# [The problem]
Every line containing the word "Stäuble" needs to be found and copied.

-------- Input data

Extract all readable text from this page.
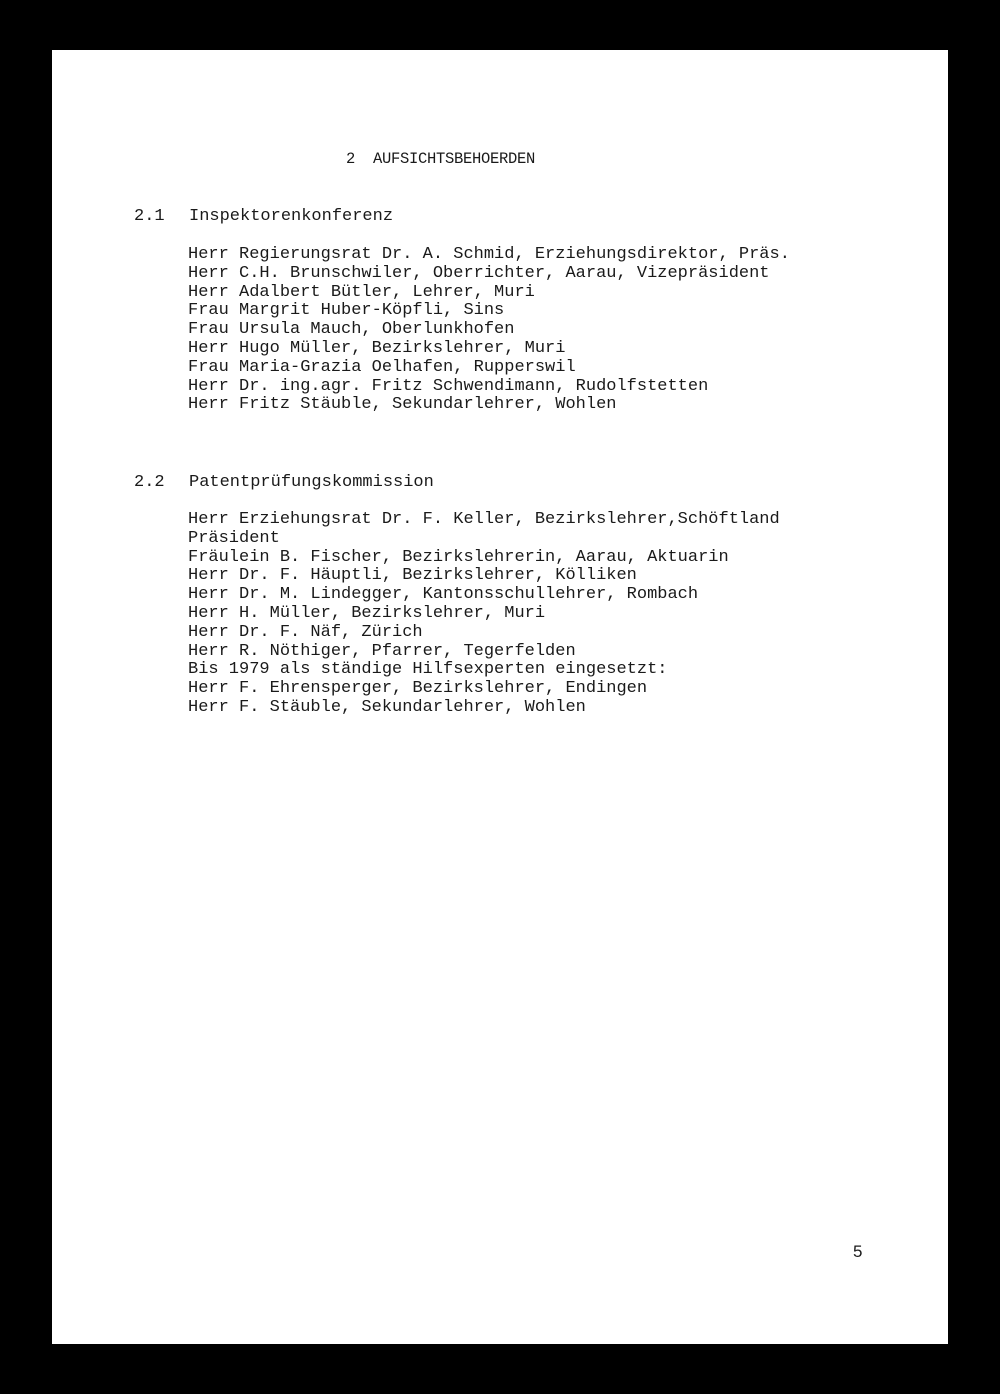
2  AUFSICHTSBEHOERDEN
2.1 Inspektorenkonferenz
Herr Regierungsrat Dr. A. Schmid, Erziehungsdirektor, Präs.
Herr C.H. Brunschwiler, Oberrichter, Aarau, Vizepräsident
Herr Adalbert Bütler, Lehrer, Muri
Frau Margrit Huber-Köpfli, Sins
Frau Ursula Mauch, Oberlunkhofen
Herr Hugo Müller, Bezirkslehrer, Muri
Frau Maria-Grazia Oelhafen, Rupperswil
Herr Dr. ing.agr. Fritz Schwendimann, Rudolfstetten
Herr Fritz Stäuble, Sekundarlehrer, Wohlen
2.2 Patentprüfungskommission
Herr Erziehungsrat Dr. F. Keller, Bezirkslehrer,Schöftland
Präsident
Fräulein B. Fischer, Bezirkslehrerin, Aarau, Aktuarin
Herr Dr. F. Häuptli, Bezirkslehrer, Kölliken
Herr Dr. M. Lindegger, Kantonsschullehrer, Rombach
Herr H. Müller, Bezirkslehrer, Muri
Herr Dr. F. Näf, Zürich
Herr R. Nöthiger, Pfarrer, Tegerfelden
Bis 1979 als ständige Hilfsexperten eingesetzt:
Herr F. Ehrensperger, Bezirkslehrer, Endingen
Herr F. Stäuble, Sekundarlehrer, Wohlen
5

----------------

# [Answer to this problem]
Herr Fritz Stäuble, Sekundarlehrer, Wohlen
Herr F. Stäuble, Sekundarlehrer, Wohlen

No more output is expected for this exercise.